▸ **Exercise directions**: Pictures are not part of the copy; repeat everything else in the records exactly.

* begin Extracted data *

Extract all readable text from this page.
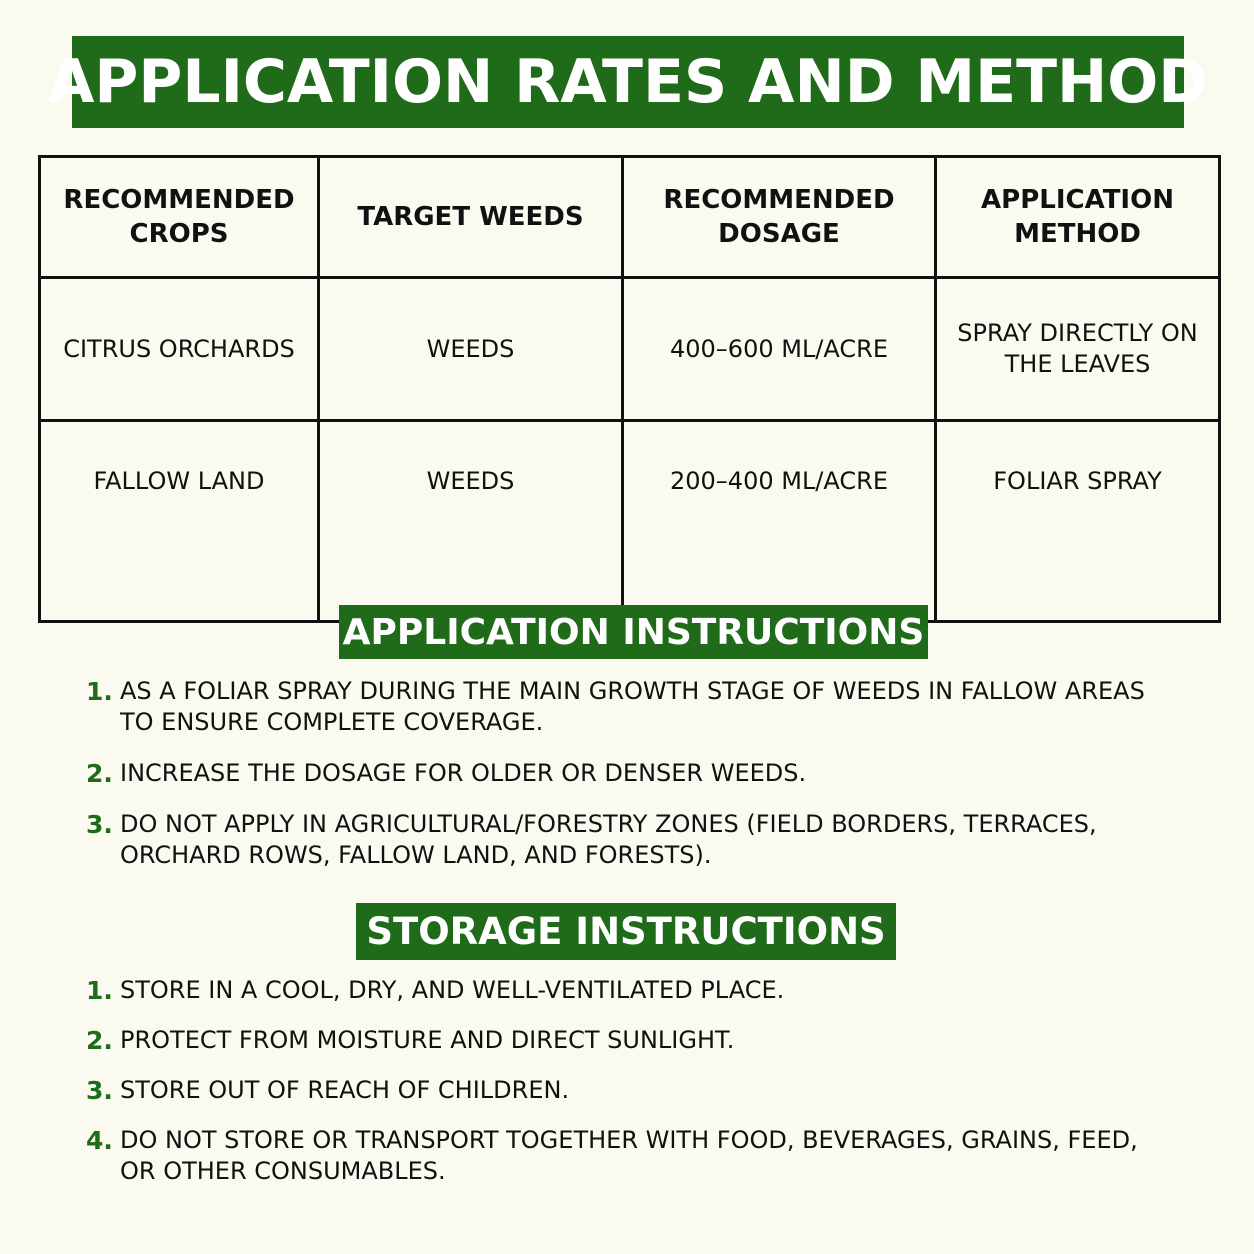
APPLICATION RATES AND METHOD
RECOMMENDED CROPS	TARGET WEEDS	RECOMMENDED DOSAGE	APPLICATION METHOD
CITRUS ORCHARDS	WEEDS	400–600 ML/ACRE	SPRAY DIRECTLY ON THE LEAVES
FALLOW LAND	WEEDS	200–400 ML/ACRE	FOLIAR SPRAY
APPLICATION INSTRUCTIONS
1. AS A FOLIAR SPRAY DURING THE MAIN GROWTH STAGE OF WEEDS IN FALLOW AREAS TO ENSURE COMPLETE COVERAGE.
2. INCREASE THE DOSAGE FOR OLDER OR DENSER WEEDS.
3. DO NOT APPLY IN AGRICULTURAL/FORESTRY ZONES (FIELD BORDERS, TERRACES, ORCHARD ROWS, FALLOW LAND, AND FORESTS).
STORAGE INSTRUCTIONS
1. STORE IN A COOL, DRY, AND WELL-VENTILATED PLACE.
2. PROTECT FROM MOISTURE AND DIRECT SUNLIGHT.
3. STORE OUT OF REACH OF CHILDREN.
4. DO NOT STORE OR TRANSPORT TOGETHER WITH FOOD, BEVERAGES, GRAINS, FEED, OR OTHER CONSUMABLES.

* end Extracted data *

▸ **Written solution**:
Extract all readable text from this page.
APPLICATION RATES AND METHOD
RECOMMENDED CROPS	TARGET WEEDS	RECOMMENDED DOSAGE	APPLICATION METHOD
CITRUS ORCHARDS	WEEDS	400–600 ML/ACRE	SPRAY DIRECTLY ON THE LEAVES
FALLOW LAND	WEEDS	200–400 ML/ACRE	FOLIAR SPRAY
APPLICATION INSTRUCTIONS
1. AS A FOLIAR SPRAY DURING THE MAIN GROWTH STAGE OF WEEDS IN FALLOW AREAS TO ENSURE COMPLETE COVERAGE.
2. INCREASE THE DOSAGE FOR OLDER OR DENSER WEEDS.
3. DO NOT APPLY IN AGRICULTURAL/FORESTRY ZONES (FIELD BORDERS, TERRACES, ORCHARD ROWS, FALLOW LAND, AND FORESTS).
STORAGE INSTRUCTIONS
1. STORE IN A COOL, DRY, AND WELL-VENTILATED PLACE.
2. PROTECT FROM MOISTURE AND DIRECT SUNLIGHT.
3. STORE OUT OF REACH OF CHILDREN.
4. DO NOT STORE OR TRANSPORT TOGETHER WITH FOOD, BEVERAGES, GRAINS, FEED, OR OTHER CONSUMABLES.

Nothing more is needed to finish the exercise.